> [The problem]:
Will you output all of the data below exactly, omitting the images?

> [Entries]:
::::::::

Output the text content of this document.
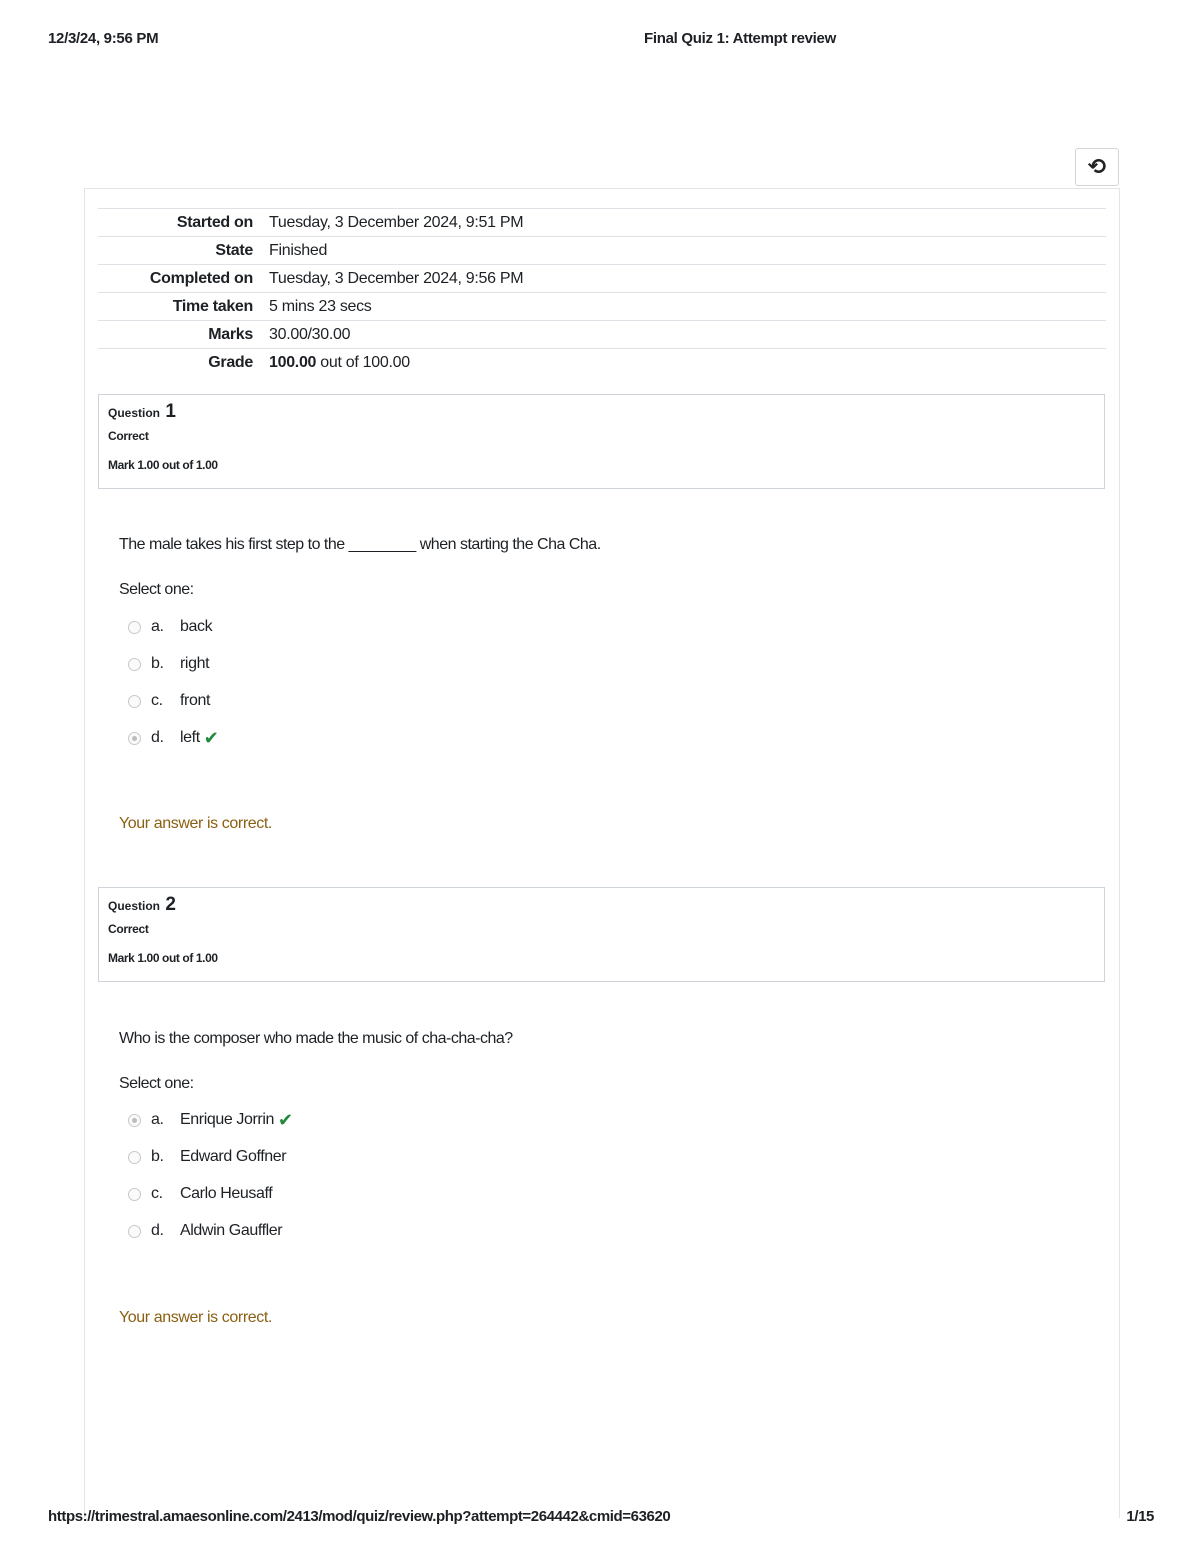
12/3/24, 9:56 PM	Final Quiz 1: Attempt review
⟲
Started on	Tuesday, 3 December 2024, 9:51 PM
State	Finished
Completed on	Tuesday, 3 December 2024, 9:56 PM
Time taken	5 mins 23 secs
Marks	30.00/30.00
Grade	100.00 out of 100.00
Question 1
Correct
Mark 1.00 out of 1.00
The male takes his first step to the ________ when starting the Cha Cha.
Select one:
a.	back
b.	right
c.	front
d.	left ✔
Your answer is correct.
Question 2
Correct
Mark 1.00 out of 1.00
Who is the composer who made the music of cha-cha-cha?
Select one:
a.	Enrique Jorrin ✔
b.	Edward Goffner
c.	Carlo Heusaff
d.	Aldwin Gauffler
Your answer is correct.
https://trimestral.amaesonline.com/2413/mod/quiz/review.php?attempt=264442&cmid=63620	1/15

::::::::

> [Full response]:
Output the text content of this document.
12/3/24, 9:56 PM	Final Quiz 1: Attempt review
⟲
Started on	Tuesday, 3 December 2024, 9:51 PM
State	Finished
Completed on	Tuesday, 3 December 2024, 9:56 PM
Time taken	5 mins 23 secs
Marks	30.00/30.00
Grade	100.00 out of 100.00
Question 1
Correct
Mark 1.00 out of 1.00
The male takes his first step to the ________ when starting the Cha Cha.
Select one:
a.	back
b.	right
c.	front
d.	left ✔
Your answer is correct.
Question 2
Correct
Mark 1.00 out of 1.00
Who is the composer who made the music of cha-cha-cha?
Select one:
a.	Enrique Jorrin ✔
b.	Edward Goffner
c.	Carlo Heusaff
d.	Aldwin Gauffler
Your answer is correct.
https://trimestral.amaesonline.com/2413/mod/quiz/review.php?attempt=264442&cmid=63620	1/15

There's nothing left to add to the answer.